▶ **Page**:

------------------------------------------------------------

Indonesia is undergoing a spiritual revolution. Since the 1998 fall of strongman Suharto, who during his 32-year rule suppressed not only political freedom but any faith that could challenge his authority, the country has re-embraced its religiosity. In 2004, Indonesia held its first-ever direct presidential election, shattering the notion that Islam and democracy are incompatible. Yet that same open system of politics has encouraged a flowering of conservative religious thought and allowed the rise of homegrown terrorists, threatening the country's reputation as a model of moderate Islam.

Indonesia matters. The battle for its soul is taking place within a wider war in the Islamic world pitting progressive Muslims, who believe their faith can coexist with modernity and liberal Western influences, against fundamentalists, who want the religion to return to its more austere Arab roots. What happens in Indonesia, the world's most populous Muslim nation, could presage the direction other Islamic societies take. Over the past four years, dozens of regencies—provincial subdivisions—across Indonesia have used the more permissive political climate to implement Shari'a-based bylaws that include bans on alcohol and prohibitions on women going out alone at night. In 2003, only seven districts had such faith-based initiatives in place. Today, 53, more than 10% of all Indonesian regencies, are living life under some form of Islamic-inspired law. More places are expected to implement similar initiatives this year. "I don't want to contemplate the possibility of Indonesia becoming a Shari'a-based state, but I'm worried that it could happen," says Yenny Wahid, director of the moderate Muslim Wahid Institute in Jakarta. "Even though I believe the majority of people in Indonesia don't buy the idea of an Islamic state, the extremist groups have convinced people that to be a good Muslim, you must support an Islamic state."

That message is being broadcast from thousands of new mosques and Islamic schools, or pesantren, now proliferating across the 17,000-island archipelago. Many are funded by Middle Eastern groups that see Indonesia as fertile ground for spiritual purification. Clerics at these religious institutions preach the Salafi strain of Islam, which advocates a return to the religion as practiced in the era of the Prophet Muhammad. (Wahhabism, Saudi Arabia's strict form of the faith, is considered an offshoot of Salafi Islam.) By contrast, most Indonesians, like other Southeast Asian Muslims, had for centuries practiced a far less orthodox faith, incorporating the Hindu, Buddhist and animist traditions that had flourished before Islam arrived in the archipelago in the 12th century. Some 88% of Indonesia's 245 million citizens are Muslim, and the vast majority of those would label themselves as moderate. Indeed, the country was founded in 1945 as a secular state protecting the rights of the nation's non-Muslims, now 30 million strong. But as Indonesia's wealth gap widens—roughly 40 million citizens now live below the poverty line—conservative mosques have attracted worshippers, in part, by promising to alleviate economic hardship and eradicate immorality. "They preach that Islam and Shari'a are an elixir," says Azyumardi Azra, a prominent Muslim scholar and director of the graduate school at Jakarta's State Islamic University. "The state's social institutions have not fixed problems like drugs, prostitution, gambling and corruption. So people think maybe the mosques can solve things that the government has not."

------------------------------------------------------------

▶ **Data section**:

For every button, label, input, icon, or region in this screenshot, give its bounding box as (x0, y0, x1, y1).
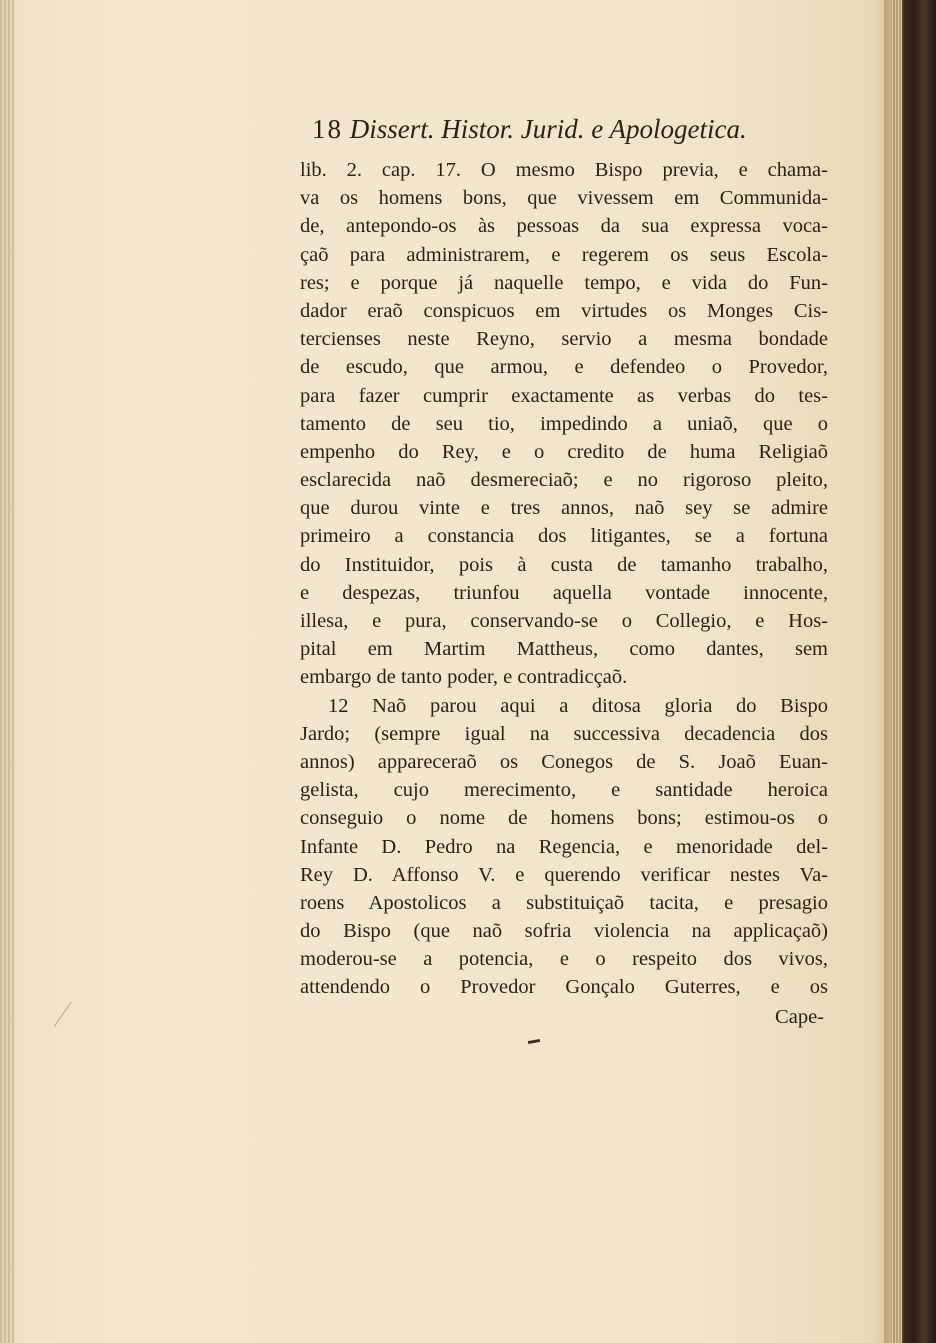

------------------------------------------------------------

Answer from the piece on religion in Indonesia:
(a) In which year did Indonesia hold its first direct presidential election?
(b) How many districts had faith-based initiatives in place in 2003?
(c) Roughly how many Indonesian citizens live below the poverty line?

(a) 2004
(b) Seven
(c) Roughly 40 million